**WRITTEN EXERCISE:** Identify every line in the records below that contains the word "return", and reproduce each one.

○ ○ ○ ○ ○

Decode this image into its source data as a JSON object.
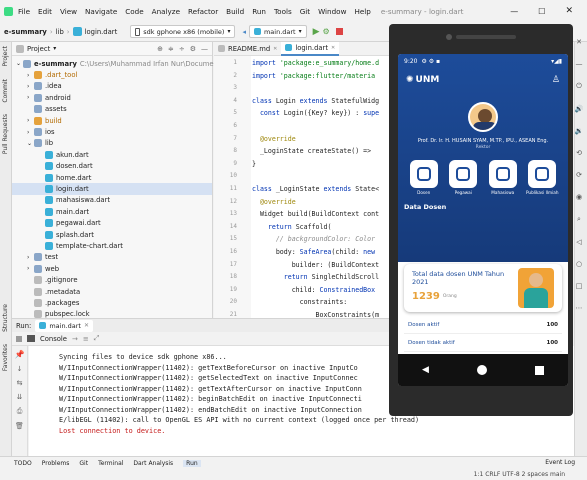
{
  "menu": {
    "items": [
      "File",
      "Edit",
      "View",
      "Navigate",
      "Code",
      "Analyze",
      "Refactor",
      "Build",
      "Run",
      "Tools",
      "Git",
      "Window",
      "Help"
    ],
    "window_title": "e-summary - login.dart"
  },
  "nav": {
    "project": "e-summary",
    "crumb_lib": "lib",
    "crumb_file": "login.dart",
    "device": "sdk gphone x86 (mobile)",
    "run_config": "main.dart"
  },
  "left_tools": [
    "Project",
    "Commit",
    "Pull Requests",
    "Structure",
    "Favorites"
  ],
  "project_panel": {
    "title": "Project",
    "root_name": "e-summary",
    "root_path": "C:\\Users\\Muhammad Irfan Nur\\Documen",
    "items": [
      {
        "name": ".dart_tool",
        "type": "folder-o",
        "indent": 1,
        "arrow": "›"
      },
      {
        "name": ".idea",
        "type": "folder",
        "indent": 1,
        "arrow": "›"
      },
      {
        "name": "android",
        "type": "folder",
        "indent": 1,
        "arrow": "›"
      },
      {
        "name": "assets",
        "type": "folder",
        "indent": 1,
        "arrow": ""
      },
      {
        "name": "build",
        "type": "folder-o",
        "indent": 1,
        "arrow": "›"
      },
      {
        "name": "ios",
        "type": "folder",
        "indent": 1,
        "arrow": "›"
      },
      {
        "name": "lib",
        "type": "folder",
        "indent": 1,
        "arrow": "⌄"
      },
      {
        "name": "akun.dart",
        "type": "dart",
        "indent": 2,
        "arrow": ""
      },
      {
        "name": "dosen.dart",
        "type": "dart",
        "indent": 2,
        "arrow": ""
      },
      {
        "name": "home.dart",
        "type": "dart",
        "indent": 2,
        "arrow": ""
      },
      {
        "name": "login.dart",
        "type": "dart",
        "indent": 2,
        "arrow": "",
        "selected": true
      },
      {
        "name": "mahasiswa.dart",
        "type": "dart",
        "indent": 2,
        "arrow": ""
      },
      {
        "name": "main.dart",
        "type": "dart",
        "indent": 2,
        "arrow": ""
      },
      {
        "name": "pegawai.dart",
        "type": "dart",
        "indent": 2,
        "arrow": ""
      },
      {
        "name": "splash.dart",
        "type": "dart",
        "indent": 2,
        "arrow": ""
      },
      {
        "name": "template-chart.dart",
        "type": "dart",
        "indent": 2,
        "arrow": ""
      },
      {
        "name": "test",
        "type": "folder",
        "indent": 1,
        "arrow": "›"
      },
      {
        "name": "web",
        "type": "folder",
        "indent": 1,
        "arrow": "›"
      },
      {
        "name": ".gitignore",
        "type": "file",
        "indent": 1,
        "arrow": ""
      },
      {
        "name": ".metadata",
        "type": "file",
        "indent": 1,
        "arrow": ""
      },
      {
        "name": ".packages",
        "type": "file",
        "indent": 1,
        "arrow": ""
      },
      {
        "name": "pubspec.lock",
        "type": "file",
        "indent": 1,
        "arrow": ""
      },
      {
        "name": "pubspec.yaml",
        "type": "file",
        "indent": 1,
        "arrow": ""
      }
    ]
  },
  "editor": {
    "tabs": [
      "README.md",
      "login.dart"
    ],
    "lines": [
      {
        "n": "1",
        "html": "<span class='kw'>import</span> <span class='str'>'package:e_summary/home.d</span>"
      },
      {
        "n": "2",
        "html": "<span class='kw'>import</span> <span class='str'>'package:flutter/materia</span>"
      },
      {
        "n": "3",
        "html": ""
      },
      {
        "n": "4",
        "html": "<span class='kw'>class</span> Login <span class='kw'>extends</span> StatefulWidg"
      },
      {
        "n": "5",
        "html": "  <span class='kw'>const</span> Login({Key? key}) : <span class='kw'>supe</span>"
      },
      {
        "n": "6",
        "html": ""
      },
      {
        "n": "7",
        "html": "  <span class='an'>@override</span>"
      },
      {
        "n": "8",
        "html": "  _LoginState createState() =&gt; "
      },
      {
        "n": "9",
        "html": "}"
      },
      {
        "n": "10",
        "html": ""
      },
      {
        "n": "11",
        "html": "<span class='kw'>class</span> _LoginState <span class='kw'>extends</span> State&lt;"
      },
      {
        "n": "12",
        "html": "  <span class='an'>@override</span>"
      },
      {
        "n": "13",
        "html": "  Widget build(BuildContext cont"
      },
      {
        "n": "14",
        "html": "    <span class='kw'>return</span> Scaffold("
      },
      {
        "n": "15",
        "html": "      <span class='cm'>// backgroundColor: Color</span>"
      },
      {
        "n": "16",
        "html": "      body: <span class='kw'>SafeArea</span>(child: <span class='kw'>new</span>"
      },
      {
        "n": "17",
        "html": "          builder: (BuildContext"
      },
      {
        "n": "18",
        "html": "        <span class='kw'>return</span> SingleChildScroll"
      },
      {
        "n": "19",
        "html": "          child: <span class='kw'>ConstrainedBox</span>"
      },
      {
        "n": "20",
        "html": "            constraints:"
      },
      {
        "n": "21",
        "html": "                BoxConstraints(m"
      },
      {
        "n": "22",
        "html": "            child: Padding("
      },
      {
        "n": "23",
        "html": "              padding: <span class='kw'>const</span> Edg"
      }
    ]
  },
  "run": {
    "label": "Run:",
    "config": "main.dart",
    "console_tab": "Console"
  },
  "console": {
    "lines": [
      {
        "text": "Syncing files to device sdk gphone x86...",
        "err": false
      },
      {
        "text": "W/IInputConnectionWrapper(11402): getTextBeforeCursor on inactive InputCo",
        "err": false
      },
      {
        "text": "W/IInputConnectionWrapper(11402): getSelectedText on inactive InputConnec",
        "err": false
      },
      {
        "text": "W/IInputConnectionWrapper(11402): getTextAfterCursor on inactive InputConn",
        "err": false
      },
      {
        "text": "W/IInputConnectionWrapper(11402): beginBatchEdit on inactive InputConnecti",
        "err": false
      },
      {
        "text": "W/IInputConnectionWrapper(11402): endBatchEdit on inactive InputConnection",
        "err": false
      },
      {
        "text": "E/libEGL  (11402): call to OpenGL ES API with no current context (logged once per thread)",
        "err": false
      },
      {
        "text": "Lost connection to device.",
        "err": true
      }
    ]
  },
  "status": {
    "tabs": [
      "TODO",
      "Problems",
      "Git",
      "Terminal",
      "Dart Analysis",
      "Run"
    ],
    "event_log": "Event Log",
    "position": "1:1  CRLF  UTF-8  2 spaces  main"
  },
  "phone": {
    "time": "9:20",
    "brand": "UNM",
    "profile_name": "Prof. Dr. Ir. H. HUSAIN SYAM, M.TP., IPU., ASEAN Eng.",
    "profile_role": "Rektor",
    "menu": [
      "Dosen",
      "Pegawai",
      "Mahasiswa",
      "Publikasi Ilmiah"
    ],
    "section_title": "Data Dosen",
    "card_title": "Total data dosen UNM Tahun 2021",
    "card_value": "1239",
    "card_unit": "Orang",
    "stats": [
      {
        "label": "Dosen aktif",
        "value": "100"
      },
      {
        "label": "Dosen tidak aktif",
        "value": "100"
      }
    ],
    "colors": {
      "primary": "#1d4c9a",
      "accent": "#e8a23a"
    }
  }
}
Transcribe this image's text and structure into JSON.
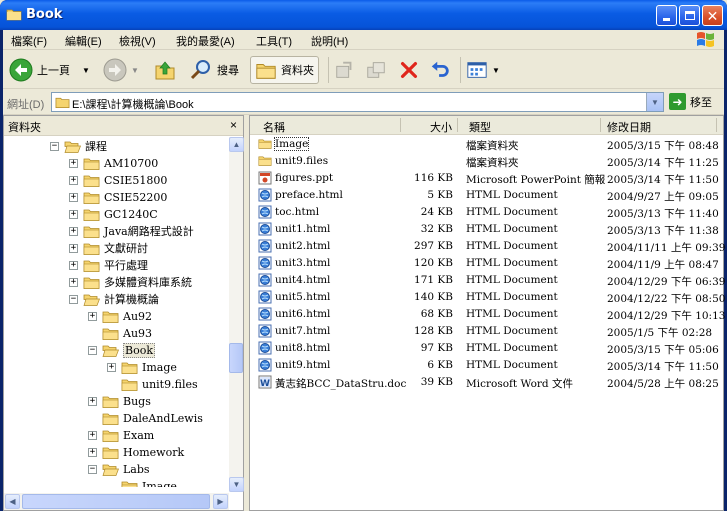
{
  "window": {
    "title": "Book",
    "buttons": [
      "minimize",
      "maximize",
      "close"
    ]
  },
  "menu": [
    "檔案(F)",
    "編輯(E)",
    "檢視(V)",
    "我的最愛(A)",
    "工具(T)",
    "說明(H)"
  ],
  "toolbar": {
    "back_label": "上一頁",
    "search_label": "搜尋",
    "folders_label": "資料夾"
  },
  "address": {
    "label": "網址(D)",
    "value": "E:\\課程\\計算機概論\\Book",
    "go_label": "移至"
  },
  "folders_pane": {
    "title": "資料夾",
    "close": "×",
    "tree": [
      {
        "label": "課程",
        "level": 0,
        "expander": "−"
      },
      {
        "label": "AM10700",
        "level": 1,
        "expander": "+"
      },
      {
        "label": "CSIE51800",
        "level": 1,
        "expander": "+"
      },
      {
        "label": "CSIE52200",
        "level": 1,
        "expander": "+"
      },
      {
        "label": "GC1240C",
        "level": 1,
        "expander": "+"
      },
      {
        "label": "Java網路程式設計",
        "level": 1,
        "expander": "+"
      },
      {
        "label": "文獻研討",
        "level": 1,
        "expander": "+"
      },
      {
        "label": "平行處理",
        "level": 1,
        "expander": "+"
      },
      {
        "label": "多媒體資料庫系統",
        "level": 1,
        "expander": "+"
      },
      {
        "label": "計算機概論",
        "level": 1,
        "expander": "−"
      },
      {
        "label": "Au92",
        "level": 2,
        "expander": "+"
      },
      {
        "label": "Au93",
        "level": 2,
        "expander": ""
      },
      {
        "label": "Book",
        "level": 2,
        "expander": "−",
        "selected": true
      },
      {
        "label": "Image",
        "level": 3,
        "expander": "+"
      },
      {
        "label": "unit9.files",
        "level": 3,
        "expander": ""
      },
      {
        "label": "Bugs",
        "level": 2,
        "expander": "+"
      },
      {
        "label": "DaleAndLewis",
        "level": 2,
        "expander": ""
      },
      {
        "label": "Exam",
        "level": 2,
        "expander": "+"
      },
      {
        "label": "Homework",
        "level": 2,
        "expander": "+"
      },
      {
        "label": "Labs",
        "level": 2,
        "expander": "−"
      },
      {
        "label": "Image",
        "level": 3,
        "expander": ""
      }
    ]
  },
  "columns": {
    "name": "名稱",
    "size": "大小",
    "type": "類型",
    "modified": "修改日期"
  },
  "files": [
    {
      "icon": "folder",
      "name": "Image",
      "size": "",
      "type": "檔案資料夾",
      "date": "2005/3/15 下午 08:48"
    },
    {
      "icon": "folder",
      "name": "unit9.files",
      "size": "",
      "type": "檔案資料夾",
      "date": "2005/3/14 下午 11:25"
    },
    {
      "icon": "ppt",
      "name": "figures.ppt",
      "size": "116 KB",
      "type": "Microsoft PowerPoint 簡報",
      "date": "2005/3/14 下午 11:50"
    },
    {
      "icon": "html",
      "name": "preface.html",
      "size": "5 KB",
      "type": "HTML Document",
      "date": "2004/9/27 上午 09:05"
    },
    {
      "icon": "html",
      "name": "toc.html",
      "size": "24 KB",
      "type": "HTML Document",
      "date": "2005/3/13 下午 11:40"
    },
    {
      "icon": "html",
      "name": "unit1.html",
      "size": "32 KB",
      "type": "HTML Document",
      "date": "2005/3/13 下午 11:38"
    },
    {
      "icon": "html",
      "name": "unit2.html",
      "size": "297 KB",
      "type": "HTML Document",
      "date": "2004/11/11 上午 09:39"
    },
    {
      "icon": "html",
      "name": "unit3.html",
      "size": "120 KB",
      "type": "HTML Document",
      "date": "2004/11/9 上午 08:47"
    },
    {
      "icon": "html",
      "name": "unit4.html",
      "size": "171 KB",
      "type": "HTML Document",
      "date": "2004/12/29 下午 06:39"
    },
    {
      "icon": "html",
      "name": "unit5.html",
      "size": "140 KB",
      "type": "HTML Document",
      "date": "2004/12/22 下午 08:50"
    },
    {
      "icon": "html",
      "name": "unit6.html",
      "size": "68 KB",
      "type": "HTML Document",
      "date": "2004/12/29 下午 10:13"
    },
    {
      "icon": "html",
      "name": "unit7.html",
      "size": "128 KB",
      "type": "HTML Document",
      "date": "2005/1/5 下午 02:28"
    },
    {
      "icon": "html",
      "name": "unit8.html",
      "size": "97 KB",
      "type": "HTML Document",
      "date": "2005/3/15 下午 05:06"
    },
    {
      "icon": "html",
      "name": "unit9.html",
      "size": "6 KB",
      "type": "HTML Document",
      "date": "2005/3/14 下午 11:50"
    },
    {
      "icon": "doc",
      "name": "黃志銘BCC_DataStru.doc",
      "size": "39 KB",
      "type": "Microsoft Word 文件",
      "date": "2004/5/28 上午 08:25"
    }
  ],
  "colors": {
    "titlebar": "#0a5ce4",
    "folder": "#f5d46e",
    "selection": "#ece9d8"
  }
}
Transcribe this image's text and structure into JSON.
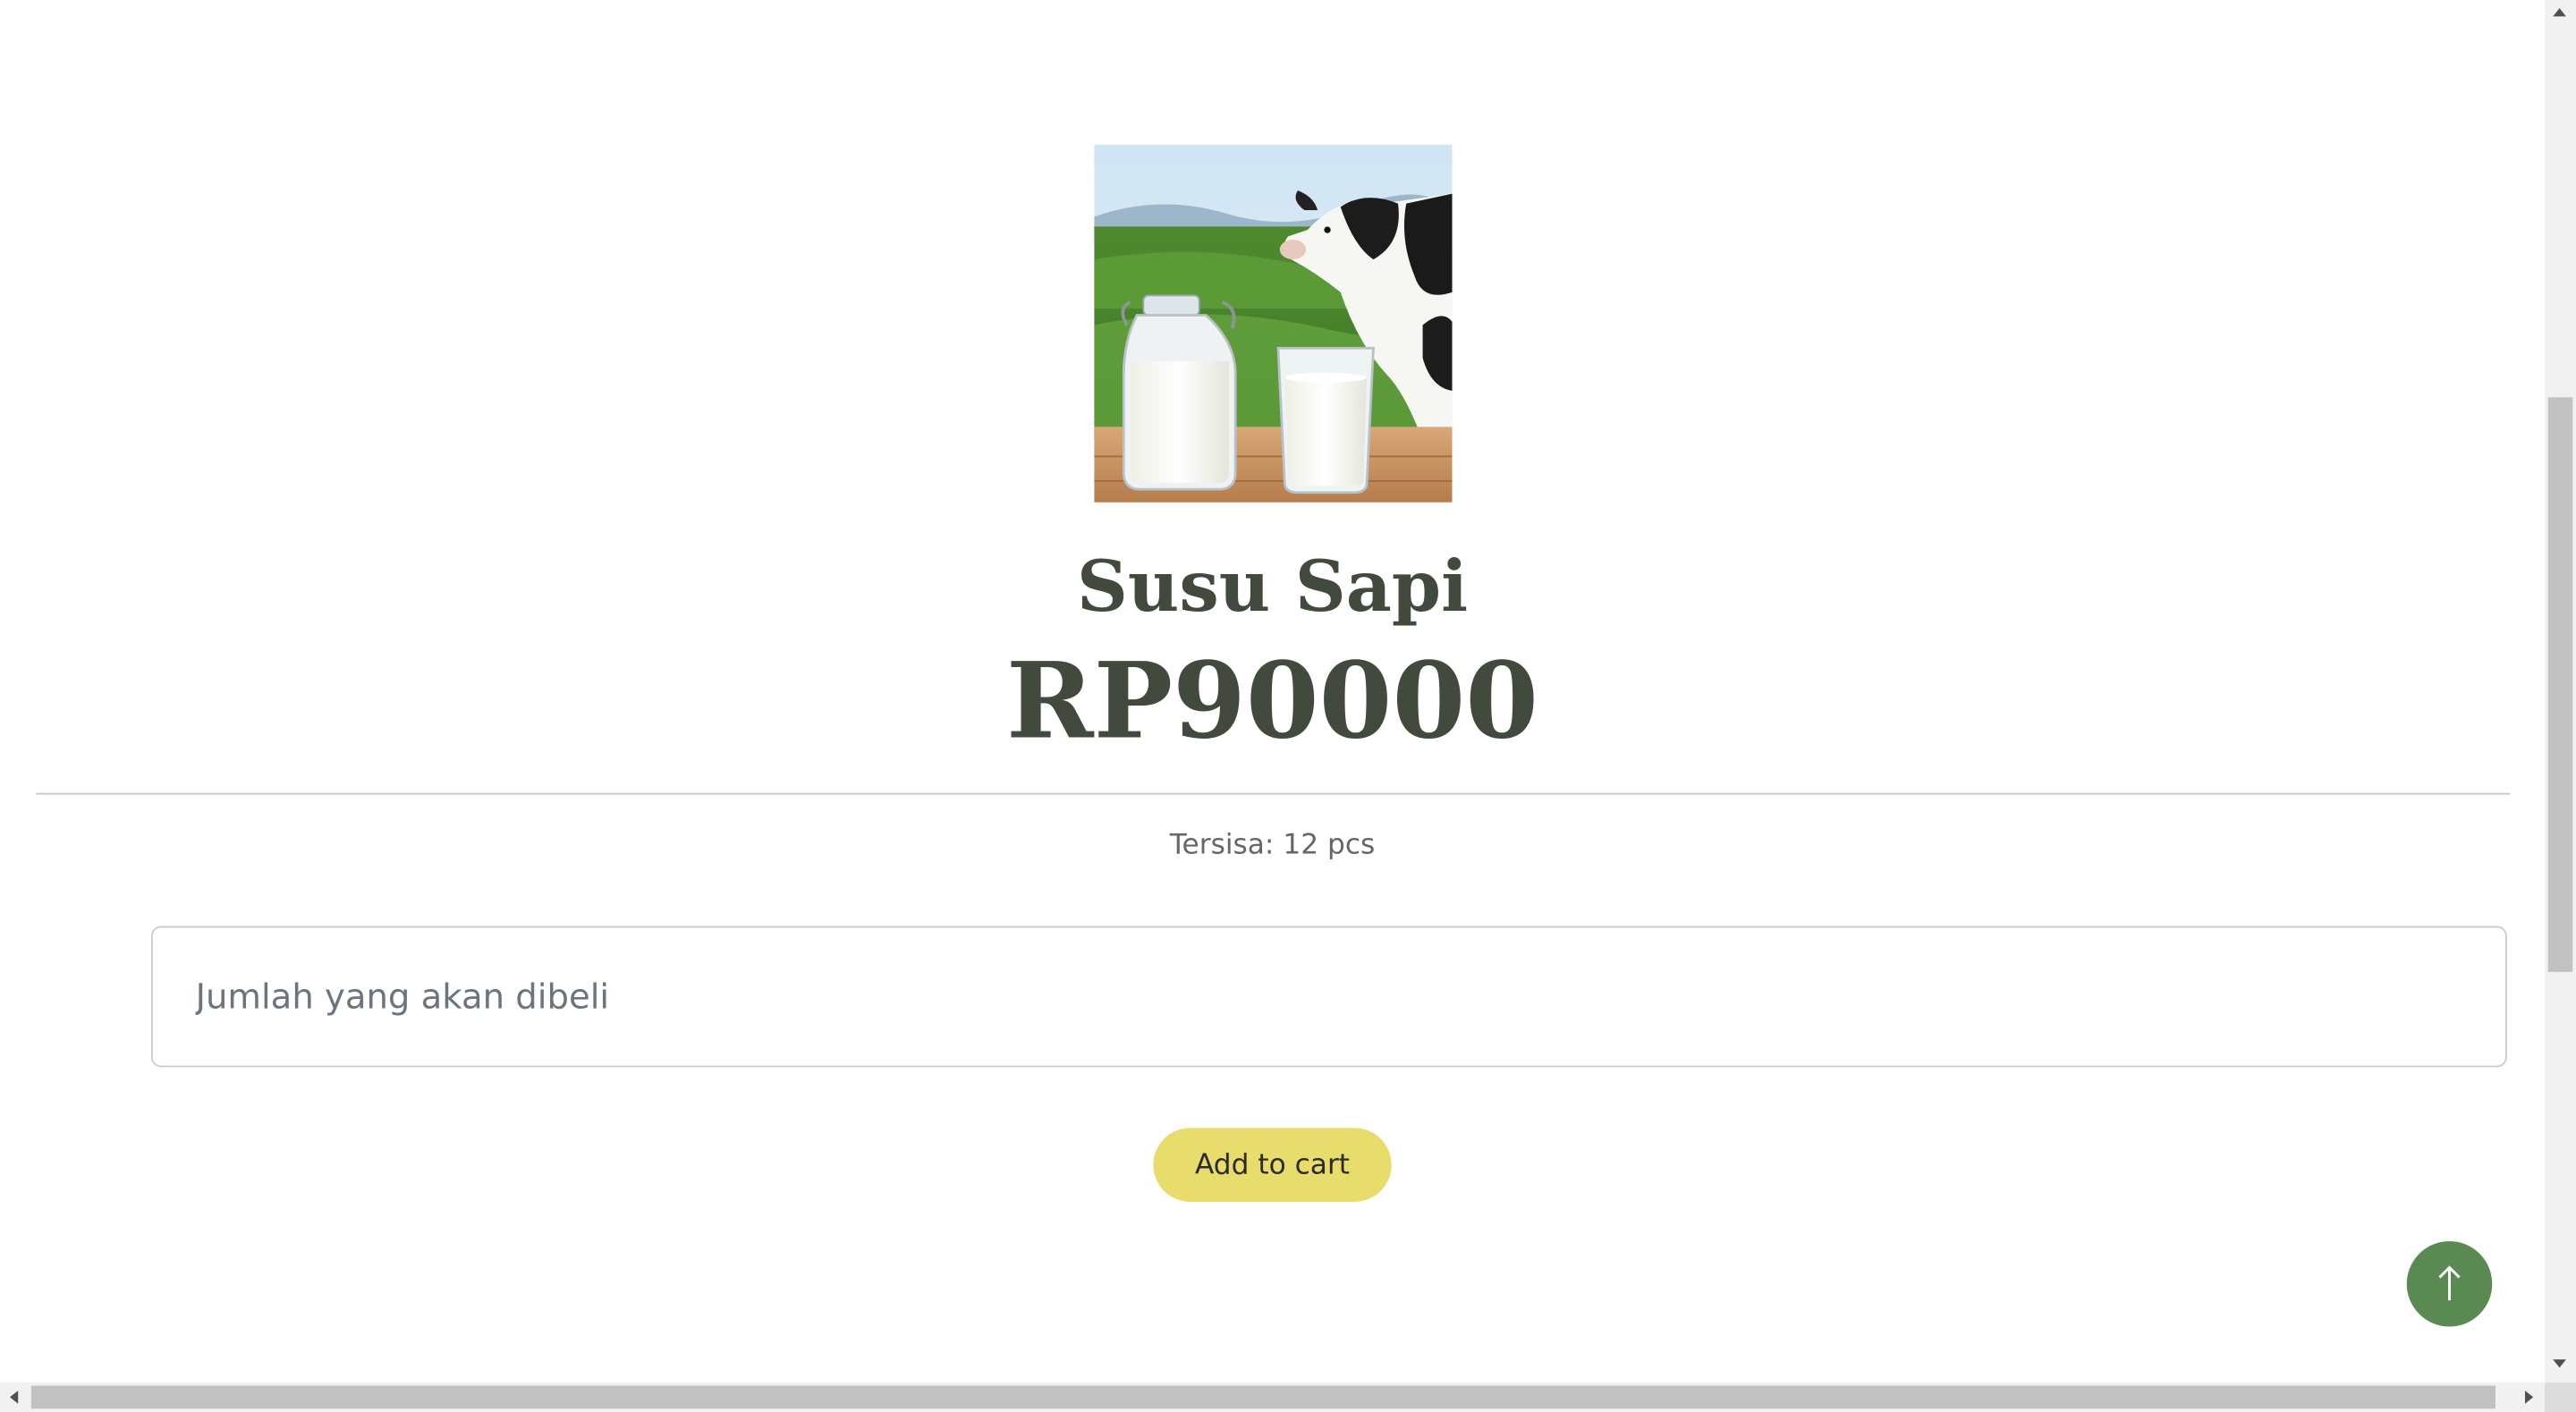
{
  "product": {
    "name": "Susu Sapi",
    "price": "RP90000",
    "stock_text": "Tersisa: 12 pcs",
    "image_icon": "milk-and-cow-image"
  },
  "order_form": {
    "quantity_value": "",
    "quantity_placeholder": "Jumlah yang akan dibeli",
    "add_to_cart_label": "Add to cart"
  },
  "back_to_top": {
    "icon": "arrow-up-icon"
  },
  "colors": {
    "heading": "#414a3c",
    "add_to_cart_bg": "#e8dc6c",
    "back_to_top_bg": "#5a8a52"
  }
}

○ ○ ○ ○ ○

**WRITTEN SOLUTION:**
        "html": "    <span class='kw'>return</span> Scaffold("
        "html": "        <span class='kw'>return</span> SingleChildScroll"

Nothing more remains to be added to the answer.